## Directions for this task
Render the data below, from the line holding "y2-tick-label: 6.0 xyxy=(1215,618,1246,638)" through the line holding "retweet-count[interactable]: 1 xyxy=(380,1135,398,1168)", inclusive, as a Markdown table with the columns No. and Text, one row per line, skipping blank lines.
** Start **
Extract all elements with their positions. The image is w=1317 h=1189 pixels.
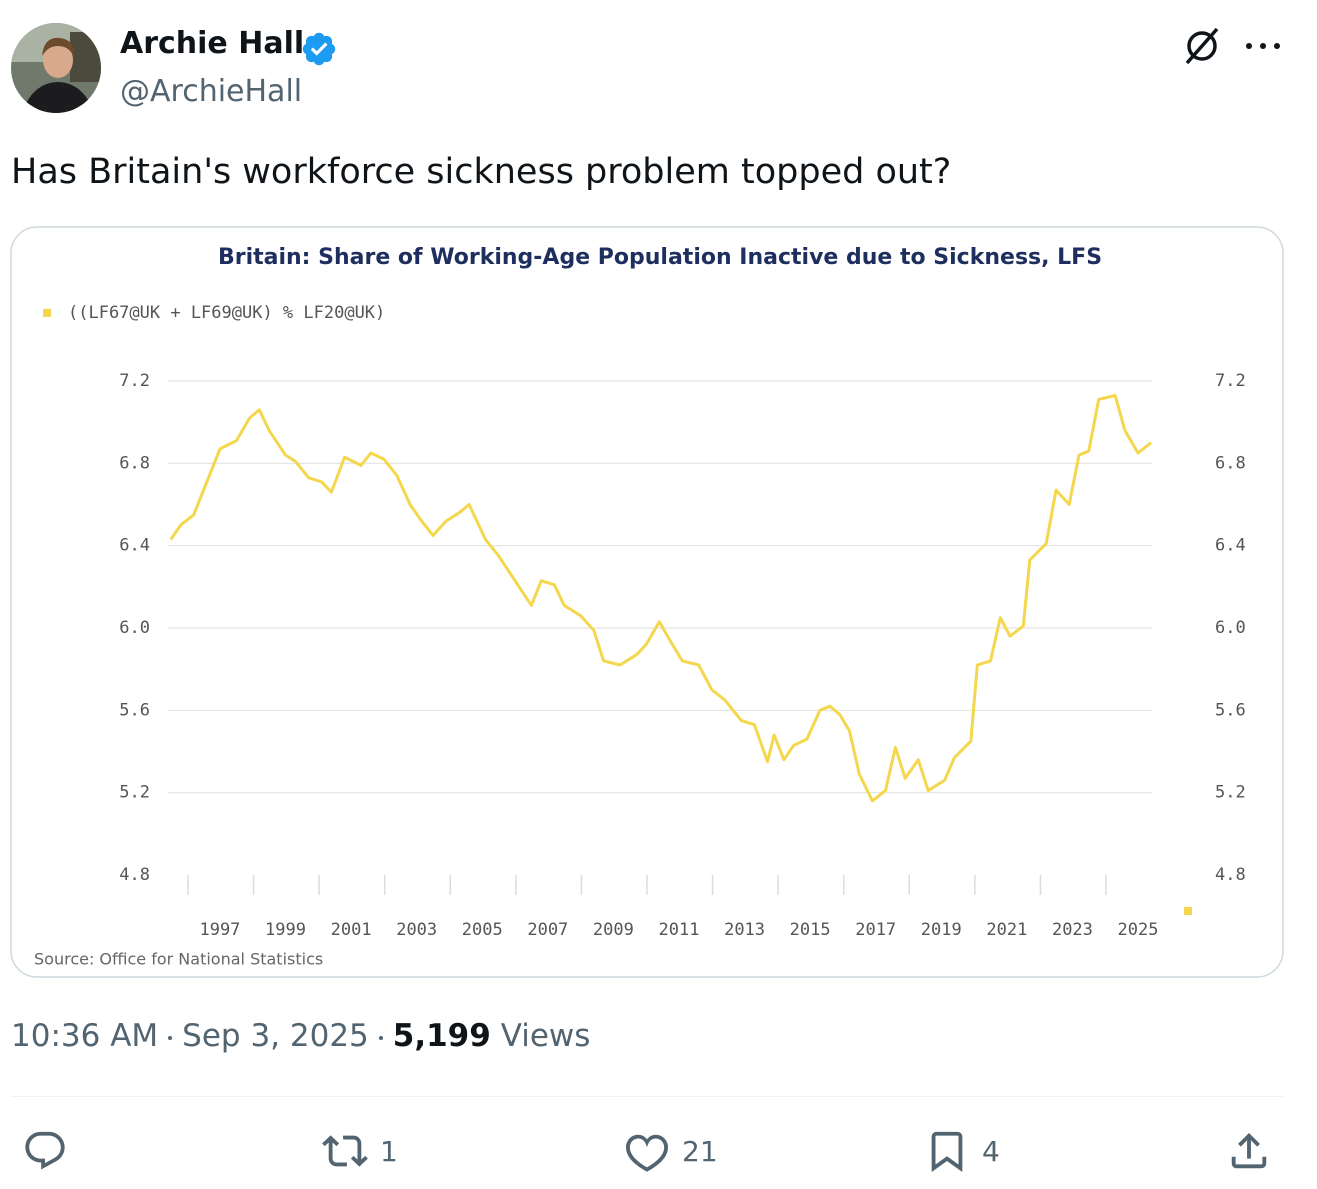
y2-tick-label: 6.0 xyxy=(1215,618,1246,638)
tweet-meta: 10:36 AM Sep 3, 2025 5,199 Views xyxy=(11,1018,590,1054)
like-count[interactable]: 21 xyxy=(682,1135,718,1168)
x-tick-label: 1999 xyxy=(265,920,306,940)
retweet-count[interactable]: 1 xyxy=(380,1135,398,1168)
x-tick-label: 2007 xyxy=(527,920,568,940)
y-tick-label: 7.2 xyxy=(119,371,150,391)
bookmark-count[interactable]: 4 xyxy=(982,1135,1000,1168)
chart-source: Source: Office for National Statistics xyxy=(34,950,323,969)
views-count: 5,199 xyxy=(392,1018,491,1054)
chart-card xyxy=(10,226,1284,978)
y2-tick-label: 6.8 xyxy=(1215,453,1246,473)
x-tick-label: 2013 xyxy=(724,920,765,940)
chart-title: Britain: Share of Working-Age Population… xyxy=(218,245,1102,270)
data-line xyxy=(169,393,1153,803)
y2-tick-label: 6.4 xyxy=(1215,536,1246,556)
x-tick-label: 2003 xyxy=(396,920,437,940)
separator xyxy=(168,1035,173,1040)
tweet-text: Has Britain's workforce sickness problem… xyxy=(11,152,952,192)
legend-label: ((LF67@UK + LF69@UK) % LF20@UK) xyxy=(68,303,385,323)
share-button[interactable] xyxy=(1226,1128,1272,1174)
separator xyxy=(378,1035,383,1040)
date[interactable]: Sep 3, 2025 xyxy=(182,1018,369,1054)
y-tick-label: 5.6 xyxy=(119,700,150,720)
reply-button[interactable] xyxy=(22,1128,68,1174)
y-tick-label: 4.8 xyxy=(119,865,150,885)
x-tick-label: 2019 xyxy=(921,920,962,940)
bookmark-button[interactable] xyxy=(924,1128,970,1174)
more-icon[interactable] xyxy=(1244,36,1284,56)
divider xyxy=(11,1096,1284,1097)
chart[interactable]: Britain: Share of Working-Age Population… xyxy=(10,226,1285,979)
y-tick-label: 6.8 xyxy=(119,453,150,473)
x-tick-label: 2009 xyxy=(593,920,634,940)
avatar[interactable] xyxy=(10,22,102,114)
x-tick-label: 2021 xyxy=(986,920,1027,940)
grok-icon[interactable] xyxy=(1182,26,1222,66)
x-tick-label: 2005 xyxy=(462,920,503,940)
y-tick-label: 6.0 xyxy=(119,618,150,638)
views-label: Views xyxy=(500,1018,591,1054)
verified-badge[interactable] xyxy=(300,30,338,68)
x-tick-label: 2011 xyxy=(659,920,700,940)
like-button[interactable] xyxy=(624,1128,670,1174)
y2-tick-label: 7.2 xyxy=(1215,371,1246,391)
x-tick-label: 1997 xyxy=(199,920,240,940)
author-name[interactable]: Archie Hall xyxy=(120,26,305,61)
decoration xyxy=(1184,907,1192,915)
y2-tick-label: 5.6 xyxy=(1215,700,1246,720)
author-handle[interactable]: @ArchieHall xyxy=(120,74,303,109)
legend-swatch xyxy=(43,309,51,317)
y2-tick-label: 5.2 xyxy=(1215,783,1246,803)
x-tick-label: 2017 xyxy=(855,920,896,940)
y-tick-label: 6.4 xyxy=(119,536,150,556)
time[interactable]: 10:36 AM xyxy=(11,1018,159,1054)
y-tick-label: 5.2 xyxy=(119,783,150,803)
chart-body: Britain: Share of Working-Age Population… xyxy=(10,226,1284,978)
x-tick-label: 2023 xyxy=(1052,920,1093,940)
x-tick-label: 2001 xyxy=(331,920,372,940)
retweet-button[interactable] xyxy=(322,1128,368,1174)
x-tick-label: 2015 xyxy=(790,920,831,940)
x-tick-label: 2025 xyxy=(1118,920,1159,940)
y2-tick-label: 4.8 xyxy=(1215,865,1246,885)
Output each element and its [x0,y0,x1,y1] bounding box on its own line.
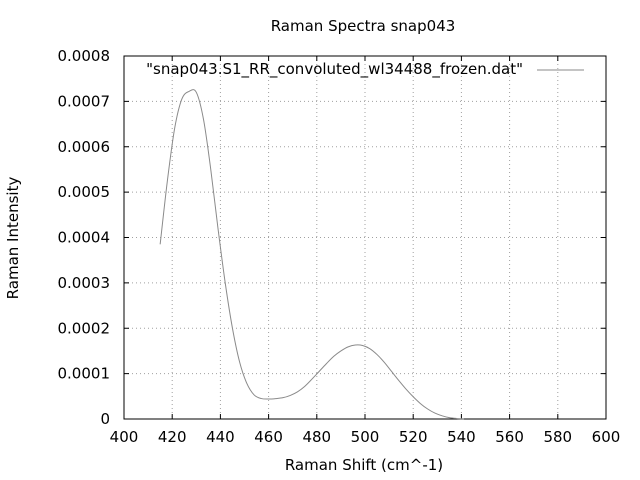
y-tick-label: 0 [100,410,110,428]
y-tick-label: 0.0005 [58,183,111,201]
series-line [159,89,464,420]
grid [124,56,606,419]
y-axis-label: Raman Intensity [4,177,22,300]
y-tick-label: 0.0007 [58,92,111,110]
x-tick-label: 560 [495,428,524,446]
x-tick-label: 500 [351,428,380,446]
x-tick-label: 600 [592,428,621,446]
x-tick-label: 440 [206,428,235,446]
y-tick-label: 0.0006 [58,138,111,156]
x-axis-label: Raman Shift (cm^-1) [285,456,443,474]
x-tick-label: 400 [110,428,139,446]
x-tick-label: 460 [254,428,283,446]
x-tick-label: 540 [447,428,476,446]
y-tick-label: 0.0002 [58,319,111,337]
series-group [159,89,464,420]
x-tick-label: 580 [543,428,572,446]
x-tick-label: 520 [399,428,428,446]
x-tick-label: 480 [302,428,331,446]
y-tick-label: 0.0004 [58,229,111,247]
y-tick-label: 0.0008 [58,47,111,65]
plot-frame [123,55,607,420]
y-tick-label: 0.0001 [58,365,111,383]
legend: "snap043.S1_RR_convoluted_wl34488_frozen… [146,60,584,79]
x-tick-labels: 400 420 440 460 480 500 520 540 560 580 600 [110,428,621,446]
y-tick-label: 0.0003 [58,274,111,292]
legend-label: "snap043.S1_RR_convoluted_wl34488_frozen… [146,60,523,79]
y-tick-labels: 0 0.0001 0.0002 0.0003 0.0004 0.0005 0.0006 0.0… [58,47,111,428]
x-tick-label: 420 [158,428,187,446]
chart-title: Raman Spectra snap043 [271,17,456,35]
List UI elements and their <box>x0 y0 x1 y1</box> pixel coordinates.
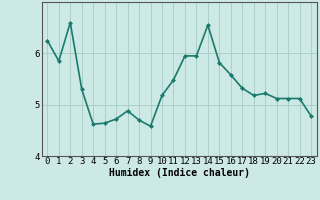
X-axis label: Humidex (Indice chaleur): Humidex (Indice chaleur) <box>109 168 250 178</box>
** End **
## Written answer
| No. | Text |
|---|---|
| 1 | y2-tick-label: 6.0 xyxy=(1215,618,1246,638) |
| 2 | tweet-meta: 10:36 AM Sep 3, 2025 5,199 Views xyxy=(11,1018,590,1054) |
| 3 | like-count[interactable]: 21 xyxy=(682,1135,718,1168) |
| 4 | x-tick-label: 1999 xyxy=(265,920,306,940) |
| 5 | retweet-count[interactable]: 1 xyxy=(380,1135,398,1168) |